_What is being asked_.
Locate "Transcribe this image's" in the records below, then copy its line and every following line exactly, without the pictures.

_Records that describe figures_.
┌──

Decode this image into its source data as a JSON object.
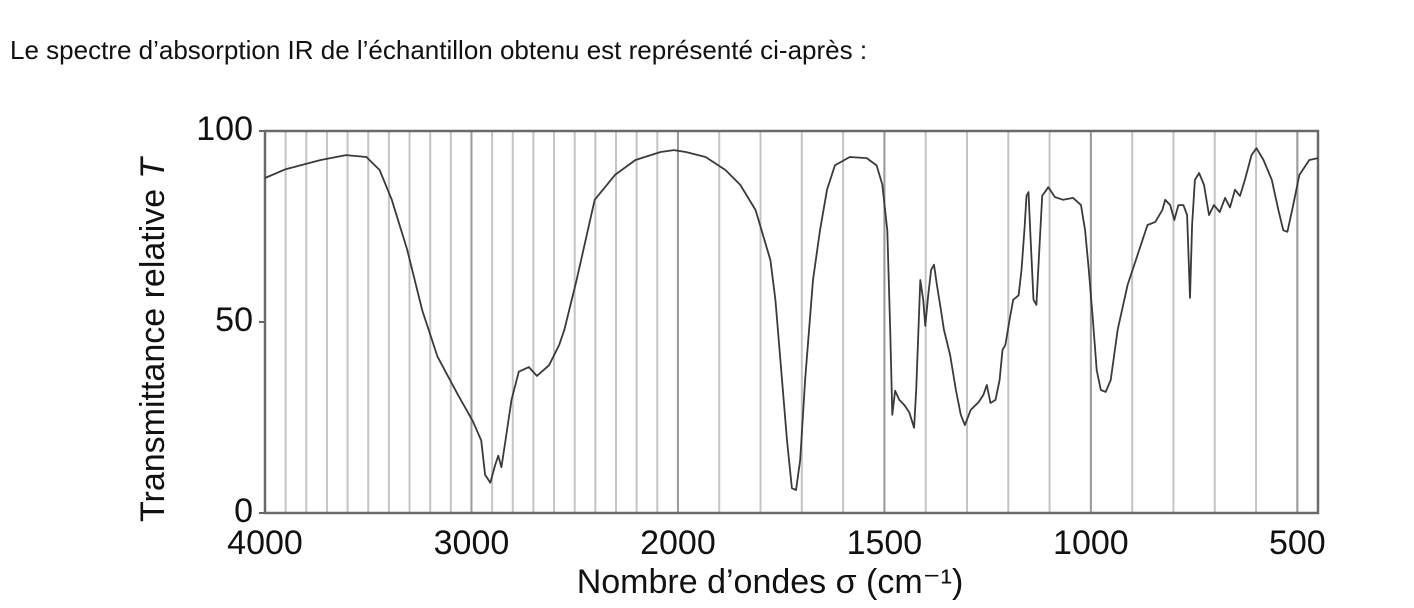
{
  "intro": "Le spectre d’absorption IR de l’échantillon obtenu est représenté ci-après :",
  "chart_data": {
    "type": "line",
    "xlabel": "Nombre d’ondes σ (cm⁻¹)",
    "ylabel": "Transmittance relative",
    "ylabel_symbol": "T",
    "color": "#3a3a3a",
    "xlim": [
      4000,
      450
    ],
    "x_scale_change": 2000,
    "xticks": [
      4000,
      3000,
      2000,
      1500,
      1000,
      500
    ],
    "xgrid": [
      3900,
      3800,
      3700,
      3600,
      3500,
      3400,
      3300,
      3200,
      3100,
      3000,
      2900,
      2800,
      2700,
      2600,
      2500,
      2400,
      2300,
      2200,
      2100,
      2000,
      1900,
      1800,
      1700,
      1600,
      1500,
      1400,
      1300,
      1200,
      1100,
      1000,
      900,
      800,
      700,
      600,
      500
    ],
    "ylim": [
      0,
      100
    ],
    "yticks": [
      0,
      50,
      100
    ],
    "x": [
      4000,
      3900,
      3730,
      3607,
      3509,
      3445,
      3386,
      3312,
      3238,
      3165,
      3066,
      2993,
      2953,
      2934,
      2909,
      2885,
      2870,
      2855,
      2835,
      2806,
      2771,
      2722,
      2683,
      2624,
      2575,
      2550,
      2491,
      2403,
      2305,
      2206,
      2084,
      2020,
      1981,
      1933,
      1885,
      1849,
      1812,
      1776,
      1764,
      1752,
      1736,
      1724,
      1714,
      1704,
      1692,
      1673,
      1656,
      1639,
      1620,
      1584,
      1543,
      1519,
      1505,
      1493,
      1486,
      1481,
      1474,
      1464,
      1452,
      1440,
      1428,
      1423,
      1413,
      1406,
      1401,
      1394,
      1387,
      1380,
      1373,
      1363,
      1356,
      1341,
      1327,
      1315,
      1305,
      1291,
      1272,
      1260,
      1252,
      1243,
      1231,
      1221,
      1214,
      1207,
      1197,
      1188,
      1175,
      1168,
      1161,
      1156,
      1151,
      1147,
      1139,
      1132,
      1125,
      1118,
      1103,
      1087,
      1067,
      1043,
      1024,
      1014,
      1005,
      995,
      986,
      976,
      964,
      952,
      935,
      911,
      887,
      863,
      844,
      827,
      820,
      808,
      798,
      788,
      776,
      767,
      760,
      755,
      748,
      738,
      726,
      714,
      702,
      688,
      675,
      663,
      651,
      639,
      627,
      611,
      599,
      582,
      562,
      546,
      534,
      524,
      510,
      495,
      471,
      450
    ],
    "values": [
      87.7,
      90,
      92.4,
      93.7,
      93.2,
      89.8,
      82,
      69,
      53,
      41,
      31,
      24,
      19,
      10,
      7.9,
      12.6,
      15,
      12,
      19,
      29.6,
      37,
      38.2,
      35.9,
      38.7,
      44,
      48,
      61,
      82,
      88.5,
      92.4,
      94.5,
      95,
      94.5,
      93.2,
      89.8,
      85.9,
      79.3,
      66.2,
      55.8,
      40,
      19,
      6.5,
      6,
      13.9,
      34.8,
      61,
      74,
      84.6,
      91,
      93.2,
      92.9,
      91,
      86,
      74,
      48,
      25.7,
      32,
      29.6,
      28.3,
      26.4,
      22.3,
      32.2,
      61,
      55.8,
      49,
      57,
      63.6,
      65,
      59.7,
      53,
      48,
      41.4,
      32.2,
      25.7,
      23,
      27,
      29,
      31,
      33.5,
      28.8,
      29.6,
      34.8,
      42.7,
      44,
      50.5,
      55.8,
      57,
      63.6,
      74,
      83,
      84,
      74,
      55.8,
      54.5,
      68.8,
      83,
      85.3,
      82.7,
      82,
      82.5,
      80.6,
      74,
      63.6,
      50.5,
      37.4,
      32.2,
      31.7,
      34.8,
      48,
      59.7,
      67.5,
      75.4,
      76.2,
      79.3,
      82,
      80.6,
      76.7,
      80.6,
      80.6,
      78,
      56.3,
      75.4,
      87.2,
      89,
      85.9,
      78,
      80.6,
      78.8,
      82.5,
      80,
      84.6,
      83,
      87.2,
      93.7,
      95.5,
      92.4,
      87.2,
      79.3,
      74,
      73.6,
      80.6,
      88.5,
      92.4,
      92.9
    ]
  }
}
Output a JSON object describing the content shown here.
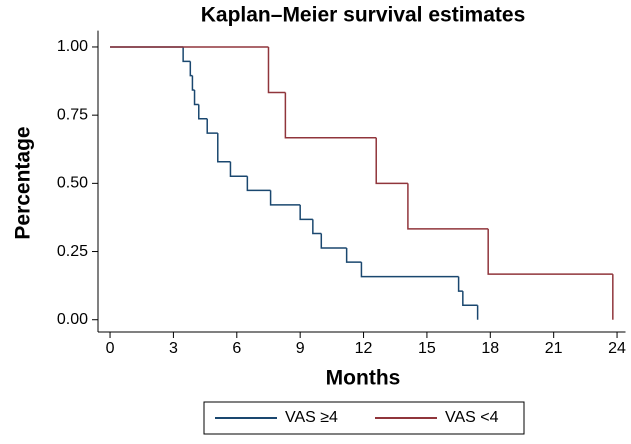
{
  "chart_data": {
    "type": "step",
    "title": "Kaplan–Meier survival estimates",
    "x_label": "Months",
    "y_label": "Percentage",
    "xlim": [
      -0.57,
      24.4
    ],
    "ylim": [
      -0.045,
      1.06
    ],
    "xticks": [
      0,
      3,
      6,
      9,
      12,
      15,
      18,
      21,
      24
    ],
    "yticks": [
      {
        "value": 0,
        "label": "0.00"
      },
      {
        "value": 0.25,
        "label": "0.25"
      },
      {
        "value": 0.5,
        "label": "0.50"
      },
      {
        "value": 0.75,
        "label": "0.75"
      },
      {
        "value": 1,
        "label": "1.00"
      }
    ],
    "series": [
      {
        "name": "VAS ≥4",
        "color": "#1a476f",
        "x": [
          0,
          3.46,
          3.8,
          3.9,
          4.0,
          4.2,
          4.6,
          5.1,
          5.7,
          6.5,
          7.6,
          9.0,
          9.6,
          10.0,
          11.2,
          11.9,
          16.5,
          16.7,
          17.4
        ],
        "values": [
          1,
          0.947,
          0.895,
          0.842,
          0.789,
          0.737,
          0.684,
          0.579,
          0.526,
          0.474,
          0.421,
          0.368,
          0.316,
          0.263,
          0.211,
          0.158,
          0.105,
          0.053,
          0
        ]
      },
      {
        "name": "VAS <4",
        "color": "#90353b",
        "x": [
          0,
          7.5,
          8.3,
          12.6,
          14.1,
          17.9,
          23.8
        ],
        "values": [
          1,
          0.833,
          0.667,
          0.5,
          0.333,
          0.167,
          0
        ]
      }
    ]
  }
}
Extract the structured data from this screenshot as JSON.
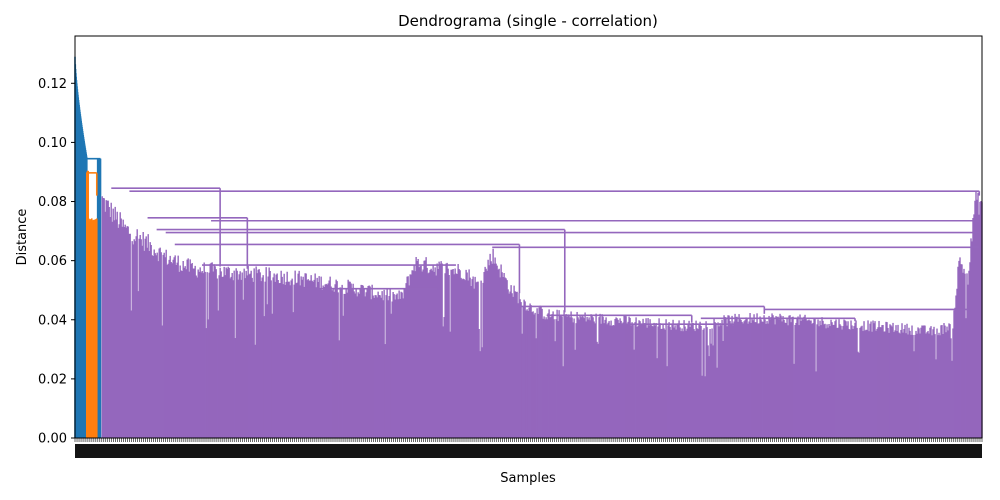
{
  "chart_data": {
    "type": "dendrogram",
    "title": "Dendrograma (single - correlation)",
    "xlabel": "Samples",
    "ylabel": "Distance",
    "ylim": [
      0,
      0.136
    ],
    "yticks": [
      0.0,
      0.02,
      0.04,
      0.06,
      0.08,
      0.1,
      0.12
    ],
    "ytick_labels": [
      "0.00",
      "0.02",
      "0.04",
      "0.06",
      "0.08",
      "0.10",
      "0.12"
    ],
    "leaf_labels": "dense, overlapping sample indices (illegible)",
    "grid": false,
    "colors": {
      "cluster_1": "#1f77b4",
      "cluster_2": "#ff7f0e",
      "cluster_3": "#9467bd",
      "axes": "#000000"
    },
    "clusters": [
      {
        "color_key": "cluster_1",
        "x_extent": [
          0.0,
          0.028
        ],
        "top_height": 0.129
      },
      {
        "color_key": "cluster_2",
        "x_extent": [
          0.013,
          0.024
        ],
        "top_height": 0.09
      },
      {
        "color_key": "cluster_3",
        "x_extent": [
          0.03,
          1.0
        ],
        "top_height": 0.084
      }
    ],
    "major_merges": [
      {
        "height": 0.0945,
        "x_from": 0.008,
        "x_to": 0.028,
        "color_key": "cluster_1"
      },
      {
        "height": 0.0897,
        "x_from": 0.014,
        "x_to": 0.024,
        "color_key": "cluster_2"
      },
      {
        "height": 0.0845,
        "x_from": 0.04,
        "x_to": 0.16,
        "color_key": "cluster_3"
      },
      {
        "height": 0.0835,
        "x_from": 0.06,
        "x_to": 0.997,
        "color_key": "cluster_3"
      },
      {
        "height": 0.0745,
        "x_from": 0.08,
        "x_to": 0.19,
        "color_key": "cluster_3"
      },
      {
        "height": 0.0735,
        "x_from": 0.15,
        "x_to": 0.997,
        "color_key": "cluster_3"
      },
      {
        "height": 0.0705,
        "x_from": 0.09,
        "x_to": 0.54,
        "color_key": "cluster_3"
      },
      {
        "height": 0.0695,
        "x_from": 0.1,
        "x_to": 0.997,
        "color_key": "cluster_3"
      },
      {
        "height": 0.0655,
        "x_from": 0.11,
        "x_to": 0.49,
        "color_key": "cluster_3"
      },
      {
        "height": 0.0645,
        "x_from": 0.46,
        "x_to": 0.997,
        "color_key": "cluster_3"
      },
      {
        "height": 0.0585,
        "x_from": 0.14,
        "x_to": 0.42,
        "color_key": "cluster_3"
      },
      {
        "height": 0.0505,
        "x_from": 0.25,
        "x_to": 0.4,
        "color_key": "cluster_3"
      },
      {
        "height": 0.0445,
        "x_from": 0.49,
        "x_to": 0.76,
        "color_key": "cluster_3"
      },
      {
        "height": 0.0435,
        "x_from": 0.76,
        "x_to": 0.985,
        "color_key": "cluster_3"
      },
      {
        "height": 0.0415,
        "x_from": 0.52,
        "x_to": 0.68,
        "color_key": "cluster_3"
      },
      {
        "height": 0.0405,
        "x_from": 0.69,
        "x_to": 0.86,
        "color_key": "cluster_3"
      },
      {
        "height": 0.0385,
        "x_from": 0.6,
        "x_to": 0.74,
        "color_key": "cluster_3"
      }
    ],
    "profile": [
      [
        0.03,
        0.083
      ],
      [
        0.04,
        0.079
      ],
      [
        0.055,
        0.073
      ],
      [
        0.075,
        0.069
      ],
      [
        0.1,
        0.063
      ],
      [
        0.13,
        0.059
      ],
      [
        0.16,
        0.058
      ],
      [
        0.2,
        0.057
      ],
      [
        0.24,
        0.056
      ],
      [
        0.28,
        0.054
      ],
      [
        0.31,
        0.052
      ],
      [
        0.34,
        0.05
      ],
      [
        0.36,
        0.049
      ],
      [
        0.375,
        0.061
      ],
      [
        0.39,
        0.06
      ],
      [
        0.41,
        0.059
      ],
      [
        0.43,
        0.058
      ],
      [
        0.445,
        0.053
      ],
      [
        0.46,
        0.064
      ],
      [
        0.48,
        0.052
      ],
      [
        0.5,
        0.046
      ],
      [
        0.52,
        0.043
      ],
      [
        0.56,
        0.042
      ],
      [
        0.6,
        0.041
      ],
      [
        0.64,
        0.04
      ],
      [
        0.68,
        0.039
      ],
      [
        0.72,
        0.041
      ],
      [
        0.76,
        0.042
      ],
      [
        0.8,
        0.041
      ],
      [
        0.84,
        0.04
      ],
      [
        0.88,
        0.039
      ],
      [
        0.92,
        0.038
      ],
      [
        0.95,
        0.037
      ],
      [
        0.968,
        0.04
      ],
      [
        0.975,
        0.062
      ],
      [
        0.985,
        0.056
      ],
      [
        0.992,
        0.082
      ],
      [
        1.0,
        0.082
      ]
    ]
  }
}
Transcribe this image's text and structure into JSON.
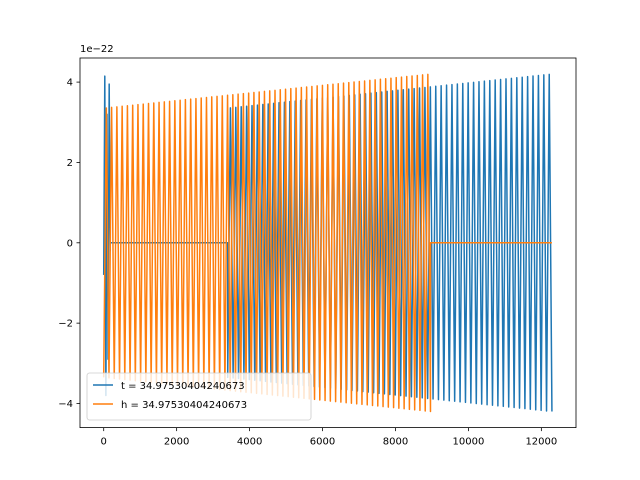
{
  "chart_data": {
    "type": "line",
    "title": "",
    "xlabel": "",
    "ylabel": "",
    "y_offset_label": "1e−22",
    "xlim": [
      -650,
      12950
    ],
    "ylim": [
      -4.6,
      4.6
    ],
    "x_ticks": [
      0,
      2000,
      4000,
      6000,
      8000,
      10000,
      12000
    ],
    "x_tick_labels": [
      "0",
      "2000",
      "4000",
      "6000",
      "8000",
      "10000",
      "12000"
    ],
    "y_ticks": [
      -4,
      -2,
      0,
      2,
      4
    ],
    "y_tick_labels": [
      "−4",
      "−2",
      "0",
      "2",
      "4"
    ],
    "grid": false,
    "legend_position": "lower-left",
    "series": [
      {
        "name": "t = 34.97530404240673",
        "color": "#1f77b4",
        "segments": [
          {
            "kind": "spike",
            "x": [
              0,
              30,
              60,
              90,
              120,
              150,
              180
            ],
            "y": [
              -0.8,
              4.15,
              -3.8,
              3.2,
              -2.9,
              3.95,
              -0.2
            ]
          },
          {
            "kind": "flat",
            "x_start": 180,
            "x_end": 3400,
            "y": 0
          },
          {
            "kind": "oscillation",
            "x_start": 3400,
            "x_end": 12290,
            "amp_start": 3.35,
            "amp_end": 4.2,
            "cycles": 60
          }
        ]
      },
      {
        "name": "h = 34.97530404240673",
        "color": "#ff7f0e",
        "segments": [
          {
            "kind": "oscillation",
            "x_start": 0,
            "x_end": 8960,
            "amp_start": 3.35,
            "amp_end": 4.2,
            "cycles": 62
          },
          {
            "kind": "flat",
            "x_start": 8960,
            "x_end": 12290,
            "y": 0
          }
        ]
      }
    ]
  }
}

└──

_Written solution_.
Transcribe this image's text and structure into JSON.
{
  "chart_data": {
    "type": "line",
    "title": "",
    "xlabel": "",
    "ylabel": "",
    "y_offset_label": "1e−22",
    "xlim": [
      -650,
      12950
    ],
    "ylim": [
      -4.6,
      4.6
    ],
    "x_ticks": [
      0,
      2000,
      4000,
      6000,
      8000,
      10000,
      12000
    ],
    "x_tick_labels": [
      "0",
      "2000",
      "4000",
      "6000",
      "8000",
      "10000",
      "12000"
    ],
    "y_ticks": [
      -4,
      -2,
      0,
      2,
      4
    ],
    "y_tick_labels": [
      "−4",
      "−2",
      "0",
      "2",
      "4"
    ],
    "grid": false,
    "legend_position": "lower-left",
    "series": [
      {
        "name": "t = 34.97530404240673",
        "color": "#1f77b4",
        "segments": [
          {
            "kind": "spike",
            "x": [
              0,
              30,
              60,
              90,
              120,
              150,
              180
            ],
            "y": [
              -0.8,
              4.15,
              -3.8,
              3.2,
              -2.9,
              3.95,
              -0.2
            ]
          },
          {
            "kind": "flat",
            "x_start": 180,
            "x_end": 3400,
            "y": 0
          },
          {
            "kind": "oscillation",
            "x_start": 3400,
            "x_end": 12290,
            "amp_start": 3.35,
            "amp_end": 4.2,
            "cycles": 60
          }
        ]
      },
      {
        "name": "h = 34.97530404240673",
        "color": "#ff7f0e",
        "segments": [
          {
            "kind": "oscillation",
            "x_start": 0,
            "x_end": 8960,
            "amp_start": 3.35,
            "amp_end": 4.2,
            "cycles": 62
          },
          {
            "kind": "flat",
            "x_start": 8960,
            "x_end": 12290,
            "y": 0
          }
        ]
      }
    ]
  }
}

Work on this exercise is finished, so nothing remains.